→ Goal
Scan the data beneath this task and copy each line that includes "củng".

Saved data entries

--------------------------------

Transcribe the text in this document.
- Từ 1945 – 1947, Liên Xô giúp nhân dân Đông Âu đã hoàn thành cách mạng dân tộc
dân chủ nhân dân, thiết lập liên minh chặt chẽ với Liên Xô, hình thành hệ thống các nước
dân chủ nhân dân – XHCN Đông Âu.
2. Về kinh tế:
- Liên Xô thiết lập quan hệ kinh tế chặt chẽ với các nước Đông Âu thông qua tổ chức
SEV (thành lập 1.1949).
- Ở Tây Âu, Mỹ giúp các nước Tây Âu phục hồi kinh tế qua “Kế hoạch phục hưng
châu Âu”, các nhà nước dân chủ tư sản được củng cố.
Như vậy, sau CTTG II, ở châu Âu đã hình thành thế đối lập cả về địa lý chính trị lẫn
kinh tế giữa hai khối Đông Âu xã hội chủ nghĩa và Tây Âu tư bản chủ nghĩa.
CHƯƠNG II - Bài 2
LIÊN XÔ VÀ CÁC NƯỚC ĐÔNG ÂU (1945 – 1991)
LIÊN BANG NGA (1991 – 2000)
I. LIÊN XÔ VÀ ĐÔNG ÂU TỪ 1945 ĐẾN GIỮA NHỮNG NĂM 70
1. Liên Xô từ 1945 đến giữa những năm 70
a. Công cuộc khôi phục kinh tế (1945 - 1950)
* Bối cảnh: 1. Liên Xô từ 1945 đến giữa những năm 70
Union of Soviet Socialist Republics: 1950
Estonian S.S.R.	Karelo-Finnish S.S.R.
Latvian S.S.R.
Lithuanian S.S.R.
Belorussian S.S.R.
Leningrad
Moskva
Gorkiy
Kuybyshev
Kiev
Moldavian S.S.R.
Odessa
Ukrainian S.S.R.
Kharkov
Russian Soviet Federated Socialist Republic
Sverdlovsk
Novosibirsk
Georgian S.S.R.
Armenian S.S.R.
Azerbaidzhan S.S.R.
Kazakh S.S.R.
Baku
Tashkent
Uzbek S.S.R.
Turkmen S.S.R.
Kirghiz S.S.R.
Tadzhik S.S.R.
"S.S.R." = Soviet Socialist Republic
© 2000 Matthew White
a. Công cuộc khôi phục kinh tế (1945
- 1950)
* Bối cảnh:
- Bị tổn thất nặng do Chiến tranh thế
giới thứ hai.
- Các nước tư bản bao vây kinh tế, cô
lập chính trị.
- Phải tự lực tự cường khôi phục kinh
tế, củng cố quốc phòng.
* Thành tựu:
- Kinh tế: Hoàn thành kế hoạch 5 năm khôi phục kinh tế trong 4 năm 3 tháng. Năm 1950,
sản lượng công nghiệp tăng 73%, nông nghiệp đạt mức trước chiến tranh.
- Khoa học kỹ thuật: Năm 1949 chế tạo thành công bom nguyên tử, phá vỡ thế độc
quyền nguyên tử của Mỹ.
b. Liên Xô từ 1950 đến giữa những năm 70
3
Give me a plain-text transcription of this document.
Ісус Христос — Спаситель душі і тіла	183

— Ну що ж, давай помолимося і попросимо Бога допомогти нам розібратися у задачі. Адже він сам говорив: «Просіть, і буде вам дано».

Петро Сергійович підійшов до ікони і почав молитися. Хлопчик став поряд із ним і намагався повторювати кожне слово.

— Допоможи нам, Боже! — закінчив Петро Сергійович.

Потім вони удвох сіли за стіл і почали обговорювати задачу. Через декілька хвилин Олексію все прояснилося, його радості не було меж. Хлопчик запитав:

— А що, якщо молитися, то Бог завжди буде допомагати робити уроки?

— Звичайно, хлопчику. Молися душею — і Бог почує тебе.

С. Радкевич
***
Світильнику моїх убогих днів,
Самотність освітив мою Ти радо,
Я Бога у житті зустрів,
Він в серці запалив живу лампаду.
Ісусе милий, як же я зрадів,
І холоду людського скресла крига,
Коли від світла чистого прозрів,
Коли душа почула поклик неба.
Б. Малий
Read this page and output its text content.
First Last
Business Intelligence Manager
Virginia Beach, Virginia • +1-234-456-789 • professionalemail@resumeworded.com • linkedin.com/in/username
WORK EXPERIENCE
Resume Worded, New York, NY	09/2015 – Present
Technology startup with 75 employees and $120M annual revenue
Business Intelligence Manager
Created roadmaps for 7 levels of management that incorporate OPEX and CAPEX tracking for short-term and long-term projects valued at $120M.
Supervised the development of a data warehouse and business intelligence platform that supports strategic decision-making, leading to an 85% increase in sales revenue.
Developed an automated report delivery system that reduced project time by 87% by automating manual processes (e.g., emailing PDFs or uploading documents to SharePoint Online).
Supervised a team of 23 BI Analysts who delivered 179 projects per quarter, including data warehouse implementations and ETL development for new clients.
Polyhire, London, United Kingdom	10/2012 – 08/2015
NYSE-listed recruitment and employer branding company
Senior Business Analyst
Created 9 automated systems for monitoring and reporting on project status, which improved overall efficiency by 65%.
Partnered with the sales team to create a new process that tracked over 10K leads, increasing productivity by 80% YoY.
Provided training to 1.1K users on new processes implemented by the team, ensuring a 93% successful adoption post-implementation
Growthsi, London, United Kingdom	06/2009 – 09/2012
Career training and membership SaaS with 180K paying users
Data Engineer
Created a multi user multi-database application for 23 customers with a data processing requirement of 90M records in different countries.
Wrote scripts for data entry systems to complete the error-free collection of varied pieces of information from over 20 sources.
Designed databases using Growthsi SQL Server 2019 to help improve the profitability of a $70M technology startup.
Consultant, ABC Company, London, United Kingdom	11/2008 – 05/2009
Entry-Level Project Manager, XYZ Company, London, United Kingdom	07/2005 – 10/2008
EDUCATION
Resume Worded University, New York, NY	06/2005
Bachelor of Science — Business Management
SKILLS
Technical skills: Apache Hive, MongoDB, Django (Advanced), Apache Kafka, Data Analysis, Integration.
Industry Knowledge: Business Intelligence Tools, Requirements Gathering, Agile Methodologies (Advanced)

--------------------------------

→ Output for this exercise
châu Âu”, các nhà nước dân chủ tư sản được củng cố.
tế, củng cố quốc phòng.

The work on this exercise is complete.